• REQUIRED WORK:
A faithful transcription of all the data is required.

• SOURCE MATERIAL:
------------------------------------------------

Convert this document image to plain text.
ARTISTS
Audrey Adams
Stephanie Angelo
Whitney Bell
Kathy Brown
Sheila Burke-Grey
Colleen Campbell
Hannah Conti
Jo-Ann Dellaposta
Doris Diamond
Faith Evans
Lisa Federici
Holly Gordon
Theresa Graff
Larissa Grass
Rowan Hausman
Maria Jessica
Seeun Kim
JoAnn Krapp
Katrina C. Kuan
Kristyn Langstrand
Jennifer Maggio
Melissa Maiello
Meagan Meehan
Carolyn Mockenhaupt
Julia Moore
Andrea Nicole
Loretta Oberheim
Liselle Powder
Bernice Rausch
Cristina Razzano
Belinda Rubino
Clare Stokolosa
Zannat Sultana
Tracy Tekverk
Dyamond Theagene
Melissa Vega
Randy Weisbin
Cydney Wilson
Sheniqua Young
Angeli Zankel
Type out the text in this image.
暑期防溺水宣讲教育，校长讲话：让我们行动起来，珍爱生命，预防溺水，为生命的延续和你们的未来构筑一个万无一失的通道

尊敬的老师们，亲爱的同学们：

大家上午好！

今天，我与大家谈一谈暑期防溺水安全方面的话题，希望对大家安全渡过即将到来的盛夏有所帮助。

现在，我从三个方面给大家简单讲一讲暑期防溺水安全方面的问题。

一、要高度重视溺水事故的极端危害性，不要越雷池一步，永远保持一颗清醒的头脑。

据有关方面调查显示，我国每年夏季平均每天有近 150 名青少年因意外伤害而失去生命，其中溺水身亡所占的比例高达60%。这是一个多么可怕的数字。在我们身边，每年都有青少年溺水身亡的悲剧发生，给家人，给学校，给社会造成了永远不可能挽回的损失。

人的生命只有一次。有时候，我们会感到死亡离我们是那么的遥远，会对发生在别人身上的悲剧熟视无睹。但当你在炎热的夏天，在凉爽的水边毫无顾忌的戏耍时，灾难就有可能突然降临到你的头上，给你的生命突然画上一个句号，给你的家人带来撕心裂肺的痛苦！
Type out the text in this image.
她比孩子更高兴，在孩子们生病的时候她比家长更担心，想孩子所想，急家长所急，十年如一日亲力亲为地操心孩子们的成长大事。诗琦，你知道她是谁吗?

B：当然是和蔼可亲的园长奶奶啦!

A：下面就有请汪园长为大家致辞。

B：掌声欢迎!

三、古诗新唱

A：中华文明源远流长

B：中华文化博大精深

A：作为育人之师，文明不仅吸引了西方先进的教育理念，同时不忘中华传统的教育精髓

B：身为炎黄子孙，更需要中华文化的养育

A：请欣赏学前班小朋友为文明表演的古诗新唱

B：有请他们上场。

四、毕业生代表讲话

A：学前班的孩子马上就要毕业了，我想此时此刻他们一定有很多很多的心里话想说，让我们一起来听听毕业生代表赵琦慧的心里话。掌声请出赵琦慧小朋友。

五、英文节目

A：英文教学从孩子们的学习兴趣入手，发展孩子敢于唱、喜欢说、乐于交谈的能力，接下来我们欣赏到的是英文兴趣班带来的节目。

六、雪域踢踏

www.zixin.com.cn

------------------------------------------------

• REPLY TO THE EXERCISE:
Convert this document image to plain text.
ARTISTS
Audrey Adams
Stephanie Angelo
Whitney Bell
Kathy Brown
Sheila Burke-Grey
Colleen Campbell
Hannah Conti
Jo-Ann Dellaposta
Doris Diamond
Faith Evans
Lisa Federici
Holly Gordon
Theresa Graff
Larissa Grass
Rowan Hausman
Maria Jessica
Seeun Kim
JoAnn Krapp
Katrina C. Kuan
Kristyn Langstrand
Jennifer Maggio
Melissa Maiello
Meagan Meehan
Carolyn Mockenhaupt
Julia Moore
Andrea Nicole
Loretta Oberheim
Liselle Powder
Bernice Rausch
Cristina Razzano
Belinda Rubino
Clare Stokolosa
Zannat Sultana
Tracy Tekverk
Dyamond Theagene
Melissa Vega
Randy Weisbin
Cydney Wilson
Sheniqua Young
Angeli Zankel
Type out the text in this image.
暑期防溺水宣讲教育，校长讲话：让我们行动起来，珍爱生命，预防溺水，为生命的延续和你们的未来构筑一个万无一失的通道

尊敬的老师们，亲爱的同学们：

大家上午好！

今天，我与大家谈一谈暑期防溺水安全方面的话题，希望对大家安全渡过即将到来的盛夏有所帮助。

现在，我从三个方面给大家简单讲一讲暑期防溺水安全方面的问题。

一、要高度重视溺水事故的极端危害性，不要越雷池一步，永远保持一颗清醒的头脑。

据有关方面调查显示，我国每年夏季平均每天有近 150 名青少年因意外伤害而失去生命，其中溺水身亡所占的比例高达60%。这是一个多么可怕的数字。在我们身边，每年都有青少年溺水身亡的悲剧发生，给家人，给学校，给社会造成了永远不可能挽回的损失。

人的生命只有一次。有时候，我们会感到死亡离我们是那么的遥远，会对发生在别人身上的悲剧熟视无睹。但当你在炎热的夏天，在凉爽的水边毫无顾忌的戏耍时，灾难就有可能突然降临到你的头上，给你的生命突然画上一个句号，给你的家人带来撕心裂肺的痛苦！
Type out the text in this image.
她比孩子更高兴，在孩子们生病的时候她比家长更担心，想孩子所想，急家长所急，十年如一日亲力亲为地操心孩子们的成长大事。诗琦，你知道她是谁吗?

B：当然是和蔼可亲的园长奶奶啦!

A：下面就有请汪园长为大家致辞。

B：掌声欢迎!

三、古诗新唱

A：中华文明源远流长

B：中华文化博大精深

A：作为育人之师，文明不仅吸引了西方先进的教育理念，同时不忘中华传统的教育精髓

B：身为炎黄子孙，更需要中华文化的养育

A：请欣赏学前班小朋友为文明表演的古诗新唱

B：有请他们上场。

四、毕业生代表讲话

A：学前班的孩子马上就要毕业了，我想此时此刻他们一定有很多很多的心里话想说，让我们一起来听听毕业生代表赵琦慧的心里话。掌声请出赵琦慧小朋友。

五、英文节目

A：英文教学从孩子们的学习兴趣入手，发展孩子敢于唱、喜欢说、乐于交谈的能力，接下来我们欣赏到的是英文兴趣班带来的节目。

六、雪域踢踏

www.zixin.com.cn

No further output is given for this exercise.